▸ What you are asked to do:
Output the records exactly as they appear, with no pictures included.

▸ Rows:
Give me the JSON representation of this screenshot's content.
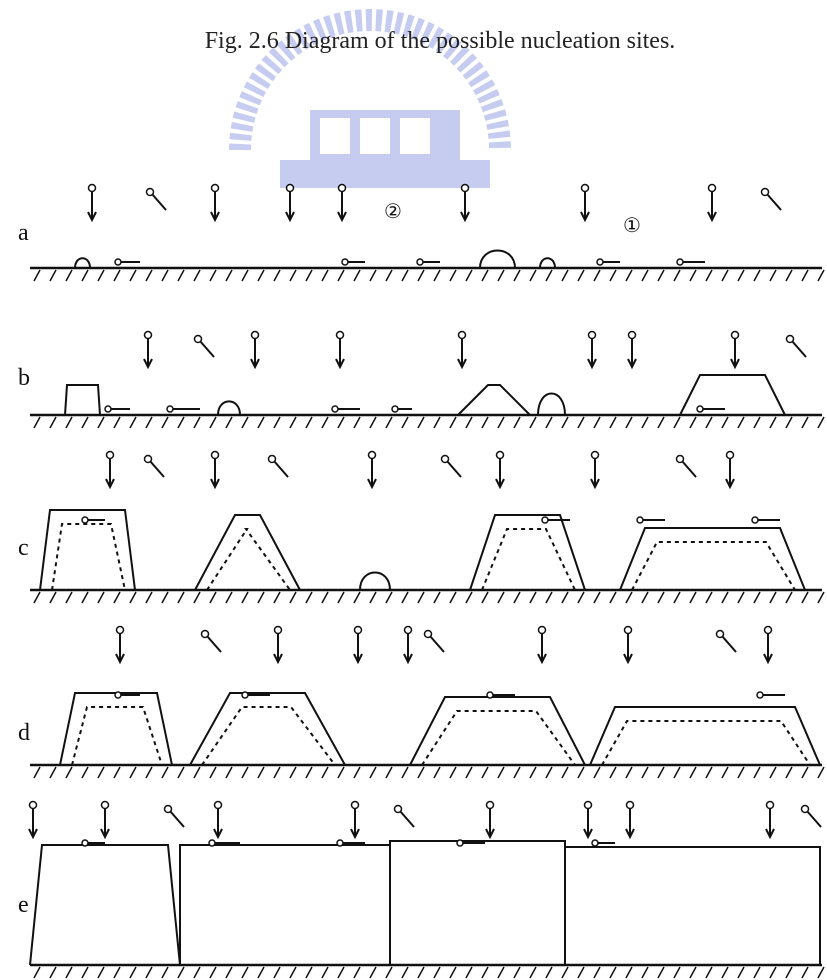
{
  "caption": "Fig. 2.6    Diagram of the possible nucleation sites.",
  "panels": [
    {
      "label": "a"
    },
    {
      "label": "b"
    },
    {
      "label": "c"
    },
    {
      "label": "d"
    },
    {
      "label": "e"
    }
  ],
  "site_markers": [
    "②",
    "①"
  ]
}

▸ Solved exercise:
Give me the JSON representation of this screenshot's content.
{
  "caption": "Fig. 2.6    Diagram of the possible nucleation sites.",
  "panels": [
    {
      "label": "a"
    },
    {
      "label": "b"
    },
    {
      "label": "c"
    },
    {
      "label": "d"
    },
    {
      "label": "e"
    }
  ],
  "site_markers": [
    "②",
    "①"
  ]
}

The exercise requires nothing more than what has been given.